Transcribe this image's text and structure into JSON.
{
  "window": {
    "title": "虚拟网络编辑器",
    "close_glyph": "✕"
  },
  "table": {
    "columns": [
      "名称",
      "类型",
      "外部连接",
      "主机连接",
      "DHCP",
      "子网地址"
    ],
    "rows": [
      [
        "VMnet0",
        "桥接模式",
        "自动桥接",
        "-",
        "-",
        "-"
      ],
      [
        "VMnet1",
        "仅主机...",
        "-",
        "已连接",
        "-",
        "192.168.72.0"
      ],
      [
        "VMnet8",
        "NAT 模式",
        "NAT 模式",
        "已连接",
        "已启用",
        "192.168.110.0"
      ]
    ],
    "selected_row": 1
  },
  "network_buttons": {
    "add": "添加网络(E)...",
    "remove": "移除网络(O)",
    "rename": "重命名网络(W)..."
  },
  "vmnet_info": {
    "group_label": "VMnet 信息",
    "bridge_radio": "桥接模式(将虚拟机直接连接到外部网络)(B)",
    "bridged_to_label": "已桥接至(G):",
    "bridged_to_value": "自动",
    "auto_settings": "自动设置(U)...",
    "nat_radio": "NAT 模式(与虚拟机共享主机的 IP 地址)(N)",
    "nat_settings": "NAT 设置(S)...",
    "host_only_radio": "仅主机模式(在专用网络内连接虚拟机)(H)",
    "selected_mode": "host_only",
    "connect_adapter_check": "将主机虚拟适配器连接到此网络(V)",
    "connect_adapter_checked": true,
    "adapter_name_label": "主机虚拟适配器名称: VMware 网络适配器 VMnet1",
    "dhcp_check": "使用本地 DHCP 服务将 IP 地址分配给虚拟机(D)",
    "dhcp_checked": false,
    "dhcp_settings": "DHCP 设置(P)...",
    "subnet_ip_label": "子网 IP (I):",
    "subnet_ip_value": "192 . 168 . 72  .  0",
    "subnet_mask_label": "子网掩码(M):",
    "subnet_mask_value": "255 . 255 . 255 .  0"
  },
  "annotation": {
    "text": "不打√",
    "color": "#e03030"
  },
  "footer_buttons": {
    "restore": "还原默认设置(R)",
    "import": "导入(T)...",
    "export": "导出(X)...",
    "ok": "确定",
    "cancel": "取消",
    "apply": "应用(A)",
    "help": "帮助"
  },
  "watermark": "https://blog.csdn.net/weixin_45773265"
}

********************

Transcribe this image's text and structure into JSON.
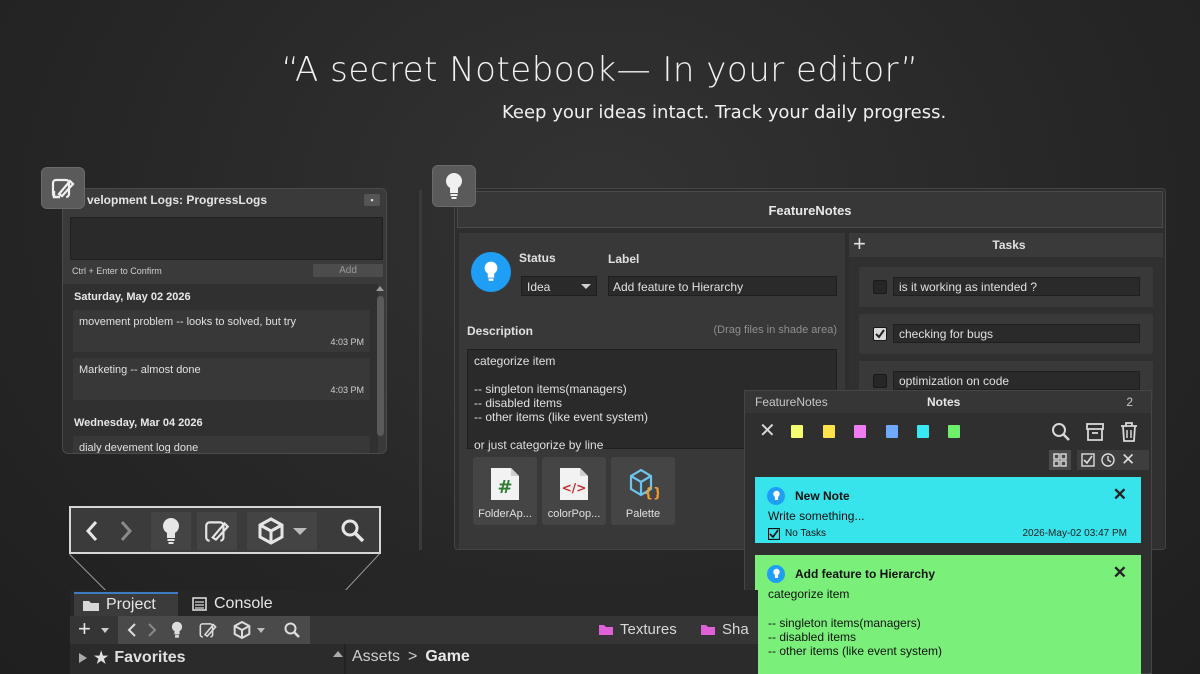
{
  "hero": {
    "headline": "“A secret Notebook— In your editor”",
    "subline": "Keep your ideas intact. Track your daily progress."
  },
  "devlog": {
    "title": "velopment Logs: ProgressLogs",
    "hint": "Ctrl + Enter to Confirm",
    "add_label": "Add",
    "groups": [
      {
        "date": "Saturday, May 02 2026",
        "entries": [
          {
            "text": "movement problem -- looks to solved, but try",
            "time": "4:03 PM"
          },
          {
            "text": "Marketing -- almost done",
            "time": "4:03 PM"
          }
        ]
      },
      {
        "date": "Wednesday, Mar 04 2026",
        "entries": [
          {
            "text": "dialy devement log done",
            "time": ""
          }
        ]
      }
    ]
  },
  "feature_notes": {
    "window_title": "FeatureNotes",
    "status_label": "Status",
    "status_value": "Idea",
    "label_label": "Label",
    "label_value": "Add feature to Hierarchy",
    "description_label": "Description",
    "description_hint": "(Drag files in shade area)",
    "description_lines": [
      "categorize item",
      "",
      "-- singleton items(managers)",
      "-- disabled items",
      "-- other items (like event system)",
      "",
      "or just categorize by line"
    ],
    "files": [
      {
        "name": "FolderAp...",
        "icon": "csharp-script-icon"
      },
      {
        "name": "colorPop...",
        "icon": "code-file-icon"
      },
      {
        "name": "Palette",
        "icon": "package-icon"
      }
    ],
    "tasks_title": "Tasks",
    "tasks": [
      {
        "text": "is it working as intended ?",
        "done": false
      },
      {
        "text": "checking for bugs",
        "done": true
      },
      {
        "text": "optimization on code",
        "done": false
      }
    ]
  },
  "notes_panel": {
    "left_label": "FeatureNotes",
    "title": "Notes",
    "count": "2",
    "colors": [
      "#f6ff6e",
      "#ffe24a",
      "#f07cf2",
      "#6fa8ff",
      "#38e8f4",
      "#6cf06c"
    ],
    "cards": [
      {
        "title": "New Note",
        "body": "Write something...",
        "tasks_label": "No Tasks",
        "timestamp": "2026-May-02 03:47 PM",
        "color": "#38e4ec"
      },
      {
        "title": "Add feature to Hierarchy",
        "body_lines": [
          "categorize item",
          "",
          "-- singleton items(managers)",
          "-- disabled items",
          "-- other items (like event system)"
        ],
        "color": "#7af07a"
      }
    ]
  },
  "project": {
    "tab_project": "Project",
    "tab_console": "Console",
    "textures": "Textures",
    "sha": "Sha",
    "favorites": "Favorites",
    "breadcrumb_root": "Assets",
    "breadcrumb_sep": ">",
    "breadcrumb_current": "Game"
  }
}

********************

• **Brief**
Make a list of all lines in the data that contain "event".

• **Output for this exercise**
      "-- other items (like event system)",
          "-- other items (like event system)"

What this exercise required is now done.